▸ Instruction:
Every record should be copied exactly, except that pictures are to be omitted.
^^^^^^^^^^^^^^^^
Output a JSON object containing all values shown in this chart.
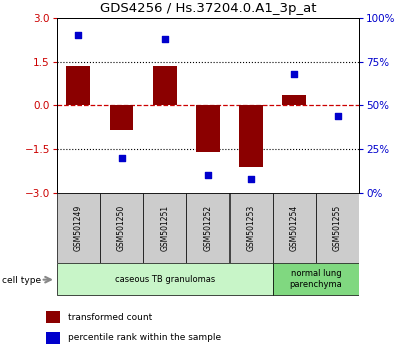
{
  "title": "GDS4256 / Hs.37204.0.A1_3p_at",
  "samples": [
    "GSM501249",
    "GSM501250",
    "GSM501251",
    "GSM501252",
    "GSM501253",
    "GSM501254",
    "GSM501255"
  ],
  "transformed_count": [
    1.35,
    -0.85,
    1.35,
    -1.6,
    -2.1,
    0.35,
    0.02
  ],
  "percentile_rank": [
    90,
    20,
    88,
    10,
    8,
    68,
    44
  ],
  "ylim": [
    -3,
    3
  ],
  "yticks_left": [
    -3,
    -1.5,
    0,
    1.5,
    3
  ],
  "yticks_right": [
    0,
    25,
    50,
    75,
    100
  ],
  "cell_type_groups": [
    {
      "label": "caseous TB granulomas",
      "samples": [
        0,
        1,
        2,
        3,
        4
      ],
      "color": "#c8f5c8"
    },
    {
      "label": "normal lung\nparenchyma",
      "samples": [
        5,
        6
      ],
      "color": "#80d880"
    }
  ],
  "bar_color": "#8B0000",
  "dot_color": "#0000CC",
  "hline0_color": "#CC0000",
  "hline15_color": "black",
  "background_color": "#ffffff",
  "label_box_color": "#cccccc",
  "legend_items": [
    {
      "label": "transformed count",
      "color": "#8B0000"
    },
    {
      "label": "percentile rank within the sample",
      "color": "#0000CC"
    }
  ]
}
^^^^^^^^^^^^^^^^
▸ Task answer:
Output a JSON object containing all values shown in this chart.
{
  "title": "GDS4256 / Hs.37204.0.A1_3p_at",
  "samples": [
    "GSM501249",
    "GSM501250",
    "GSM501251",
    "GSM501252",
    "GSM501253",
    "GSM501254",
    "GSM501255"
  ],
  "transformed_count": [
    1.35,
    -0.85,
    1.35,
    -1.6,
    -2.1,
    0.35,
    0.02
  ],
  "percentile_rank": [
    90,
    20,
    88,
    10,
    8,
    68,
    44
  ],
  "ylim": [
    -3,
    3
  ],
  "yticks_left": [
    -3,
    -1.5,
    0,
    1.5,
    3
  ],
  "yticks_right": [
    0,
    25,
    50,
    75,
    100
  ],
  "cell_type_groups": [
    {
      "label": "caseous TB granulomas",
      "samples": [
        0,
        1,
        2,
        3,
        4
      ],
      "color": "#c8f5c8"
    },
    {
      "label": "normal lung\nparenchyma",
      "samples": [
        5,
        6
      ],
      "color": "#80d880"
    }
  ],
  "bar_color": "#8B0000",
  "dot_color": "#0000CC",
  "hline0_color": "#CC0000",
  "hline15_color": "black",
  "background_color": "#ffffff",
  "label_box_color": "#cccccc",
  "legend_items": [
    {
      "label": "transformed count",
      "color": "#8B0000"
    },
    {
      "label": "percentile rank within the sample",
      "color": "#0000CC"
    }
  ]
}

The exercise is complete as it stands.